(Excerpts from a figure dataset)
......
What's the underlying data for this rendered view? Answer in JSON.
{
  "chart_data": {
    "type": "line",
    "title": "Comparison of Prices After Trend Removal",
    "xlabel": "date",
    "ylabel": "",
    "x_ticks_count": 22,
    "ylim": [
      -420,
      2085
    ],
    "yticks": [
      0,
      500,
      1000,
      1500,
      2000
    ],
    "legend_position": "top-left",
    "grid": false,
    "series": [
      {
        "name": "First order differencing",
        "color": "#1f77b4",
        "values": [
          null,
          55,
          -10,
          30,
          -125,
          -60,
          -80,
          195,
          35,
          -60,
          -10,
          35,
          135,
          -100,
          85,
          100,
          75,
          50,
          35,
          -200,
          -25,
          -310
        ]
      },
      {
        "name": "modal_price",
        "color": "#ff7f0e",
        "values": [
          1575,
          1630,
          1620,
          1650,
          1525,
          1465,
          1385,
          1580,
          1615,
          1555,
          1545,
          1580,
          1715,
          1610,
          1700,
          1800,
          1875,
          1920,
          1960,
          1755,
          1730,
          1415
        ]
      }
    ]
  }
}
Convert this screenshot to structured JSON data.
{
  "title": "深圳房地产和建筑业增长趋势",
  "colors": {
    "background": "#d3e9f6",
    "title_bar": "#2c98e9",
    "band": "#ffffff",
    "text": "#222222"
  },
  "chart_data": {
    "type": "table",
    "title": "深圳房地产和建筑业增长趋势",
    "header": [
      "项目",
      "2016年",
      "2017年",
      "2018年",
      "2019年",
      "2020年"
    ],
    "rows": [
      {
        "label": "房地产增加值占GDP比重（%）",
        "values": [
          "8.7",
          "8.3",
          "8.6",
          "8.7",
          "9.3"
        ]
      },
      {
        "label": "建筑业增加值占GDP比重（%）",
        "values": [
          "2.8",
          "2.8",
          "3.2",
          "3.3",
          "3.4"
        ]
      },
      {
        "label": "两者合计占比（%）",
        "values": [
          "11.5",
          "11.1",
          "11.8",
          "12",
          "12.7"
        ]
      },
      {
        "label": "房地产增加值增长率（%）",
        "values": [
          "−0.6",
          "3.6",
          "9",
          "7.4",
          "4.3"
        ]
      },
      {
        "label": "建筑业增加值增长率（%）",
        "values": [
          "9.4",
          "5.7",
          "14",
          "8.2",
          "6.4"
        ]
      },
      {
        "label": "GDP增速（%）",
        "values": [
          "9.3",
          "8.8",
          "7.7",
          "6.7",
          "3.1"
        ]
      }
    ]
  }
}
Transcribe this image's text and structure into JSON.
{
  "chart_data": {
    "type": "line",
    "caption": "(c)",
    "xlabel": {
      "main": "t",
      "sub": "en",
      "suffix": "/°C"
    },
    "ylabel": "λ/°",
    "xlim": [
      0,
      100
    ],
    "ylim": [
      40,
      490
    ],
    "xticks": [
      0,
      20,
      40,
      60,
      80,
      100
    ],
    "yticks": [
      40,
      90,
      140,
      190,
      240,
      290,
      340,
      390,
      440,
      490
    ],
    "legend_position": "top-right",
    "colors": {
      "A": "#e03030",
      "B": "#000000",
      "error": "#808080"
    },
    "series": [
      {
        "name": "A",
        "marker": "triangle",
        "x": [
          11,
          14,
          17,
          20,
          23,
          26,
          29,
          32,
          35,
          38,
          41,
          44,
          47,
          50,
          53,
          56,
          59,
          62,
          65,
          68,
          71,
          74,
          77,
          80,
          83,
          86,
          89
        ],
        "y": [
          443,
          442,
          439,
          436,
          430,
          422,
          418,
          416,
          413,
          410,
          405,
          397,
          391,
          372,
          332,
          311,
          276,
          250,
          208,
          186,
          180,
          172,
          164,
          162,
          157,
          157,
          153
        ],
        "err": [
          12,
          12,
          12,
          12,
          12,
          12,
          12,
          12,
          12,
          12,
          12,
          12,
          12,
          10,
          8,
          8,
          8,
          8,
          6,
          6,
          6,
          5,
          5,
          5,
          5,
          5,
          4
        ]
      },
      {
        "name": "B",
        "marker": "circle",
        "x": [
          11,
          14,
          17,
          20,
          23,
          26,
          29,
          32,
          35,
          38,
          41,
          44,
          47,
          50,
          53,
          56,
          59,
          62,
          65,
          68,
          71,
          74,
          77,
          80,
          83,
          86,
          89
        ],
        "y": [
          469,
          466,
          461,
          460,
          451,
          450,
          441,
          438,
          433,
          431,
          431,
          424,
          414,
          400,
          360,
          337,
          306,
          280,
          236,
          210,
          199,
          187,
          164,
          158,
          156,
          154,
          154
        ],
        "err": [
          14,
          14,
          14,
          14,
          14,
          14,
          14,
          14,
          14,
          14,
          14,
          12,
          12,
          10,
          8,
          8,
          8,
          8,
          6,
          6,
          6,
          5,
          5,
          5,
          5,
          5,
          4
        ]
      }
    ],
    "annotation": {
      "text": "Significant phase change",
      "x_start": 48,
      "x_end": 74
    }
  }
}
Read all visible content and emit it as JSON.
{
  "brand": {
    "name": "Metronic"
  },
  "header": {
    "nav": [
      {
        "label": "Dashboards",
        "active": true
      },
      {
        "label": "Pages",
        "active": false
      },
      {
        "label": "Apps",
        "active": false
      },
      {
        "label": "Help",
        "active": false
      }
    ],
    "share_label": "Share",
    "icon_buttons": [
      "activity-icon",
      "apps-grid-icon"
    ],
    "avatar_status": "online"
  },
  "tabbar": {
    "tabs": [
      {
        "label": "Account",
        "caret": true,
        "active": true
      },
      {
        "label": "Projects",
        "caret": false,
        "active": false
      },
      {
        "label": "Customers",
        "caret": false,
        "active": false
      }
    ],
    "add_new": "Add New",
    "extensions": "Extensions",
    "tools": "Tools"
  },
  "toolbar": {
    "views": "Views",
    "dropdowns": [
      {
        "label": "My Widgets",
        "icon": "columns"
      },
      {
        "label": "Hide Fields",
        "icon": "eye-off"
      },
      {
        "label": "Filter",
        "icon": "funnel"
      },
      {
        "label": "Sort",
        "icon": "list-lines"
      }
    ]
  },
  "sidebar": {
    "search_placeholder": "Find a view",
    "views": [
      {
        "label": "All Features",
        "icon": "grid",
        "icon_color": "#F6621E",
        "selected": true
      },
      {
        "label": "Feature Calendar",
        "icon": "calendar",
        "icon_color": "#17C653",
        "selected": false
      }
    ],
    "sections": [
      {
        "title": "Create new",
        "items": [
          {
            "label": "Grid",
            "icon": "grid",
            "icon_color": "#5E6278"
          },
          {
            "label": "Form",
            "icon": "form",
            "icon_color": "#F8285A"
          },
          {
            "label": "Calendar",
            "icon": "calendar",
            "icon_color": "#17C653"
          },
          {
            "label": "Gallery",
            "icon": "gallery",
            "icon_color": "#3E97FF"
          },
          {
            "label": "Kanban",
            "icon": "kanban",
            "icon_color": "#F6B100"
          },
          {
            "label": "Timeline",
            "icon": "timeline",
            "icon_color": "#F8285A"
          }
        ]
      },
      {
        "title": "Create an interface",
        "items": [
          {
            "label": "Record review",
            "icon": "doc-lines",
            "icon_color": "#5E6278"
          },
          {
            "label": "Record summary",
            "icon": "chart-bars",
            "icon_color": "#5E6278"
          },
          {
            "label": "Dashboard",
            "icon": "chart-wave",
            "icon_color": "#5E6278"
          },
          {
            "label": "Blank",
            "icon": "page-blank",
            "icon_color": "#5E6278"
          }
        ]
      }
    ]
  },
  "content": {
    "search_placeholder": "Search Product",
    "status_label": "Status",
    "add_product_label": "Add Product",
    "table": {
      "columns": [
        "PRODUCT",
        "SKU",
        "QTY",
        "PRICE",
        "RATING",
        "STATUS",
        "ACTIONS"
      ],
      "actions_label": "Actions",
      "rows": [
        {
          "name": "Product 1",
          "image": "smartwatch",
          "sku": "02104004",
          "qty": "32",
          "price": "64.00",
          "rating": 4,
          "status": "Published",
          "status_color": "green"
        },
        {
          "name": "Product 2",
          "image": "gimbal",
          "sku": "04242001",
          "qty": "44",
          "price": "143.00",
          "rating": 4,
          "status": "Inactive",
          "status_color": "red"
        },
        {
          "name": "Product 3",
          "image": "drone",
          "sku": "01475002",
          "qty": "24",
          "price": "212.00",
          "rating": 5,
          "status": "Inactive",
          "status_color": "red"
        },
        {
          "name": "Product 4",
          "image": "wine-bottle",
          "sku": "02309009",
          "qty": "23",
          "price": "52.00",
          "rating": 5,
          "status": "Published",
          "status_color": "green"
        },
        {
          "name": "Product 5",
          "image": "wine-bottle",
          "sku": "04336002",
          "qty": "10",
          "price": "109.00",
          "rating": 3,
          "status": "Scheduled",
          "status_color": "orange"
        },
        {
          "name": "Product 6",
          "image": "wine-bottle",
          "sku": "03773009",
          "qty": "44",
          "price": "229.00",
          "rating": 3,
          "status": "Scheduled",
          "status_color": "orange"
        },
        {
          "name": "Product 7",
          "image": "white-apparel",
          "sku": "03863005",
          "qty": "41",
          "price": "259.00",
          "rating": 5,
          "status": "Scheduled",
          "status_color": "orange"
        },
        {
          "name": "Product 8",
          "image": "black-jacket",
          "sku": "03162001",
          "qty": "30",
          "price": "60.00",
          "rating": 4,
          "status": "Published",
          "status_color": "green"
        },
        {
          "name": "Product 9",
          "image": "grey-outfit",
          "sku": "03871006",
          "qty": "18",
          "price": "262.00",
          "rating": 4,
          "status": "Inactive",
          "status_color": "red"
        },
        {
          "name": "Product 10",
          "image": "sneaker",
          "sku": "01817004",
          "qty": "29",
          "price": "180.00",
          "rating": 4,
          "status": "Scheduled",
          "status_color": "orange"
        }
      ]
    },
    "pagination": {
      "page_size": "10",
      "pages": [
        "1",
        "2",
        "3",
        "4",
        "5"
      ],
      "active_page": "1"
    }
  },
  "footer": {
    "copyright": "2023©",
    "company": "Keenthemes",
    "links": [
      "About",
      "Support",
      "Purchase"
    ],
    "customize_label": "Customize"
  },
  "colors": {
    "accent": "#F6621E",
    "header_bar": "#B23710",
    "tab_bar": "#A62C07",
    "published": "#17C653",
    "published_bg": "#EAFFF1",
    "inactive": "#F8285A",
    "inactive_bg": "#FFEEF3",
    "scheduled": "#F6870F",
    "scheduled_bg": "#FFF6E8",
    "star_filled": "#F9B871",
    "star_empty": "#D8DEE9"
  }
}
......
§ **What you need to do**
Determine how many lines of the listing above include the word "this", and report that number only.

§ **Complete answer**
3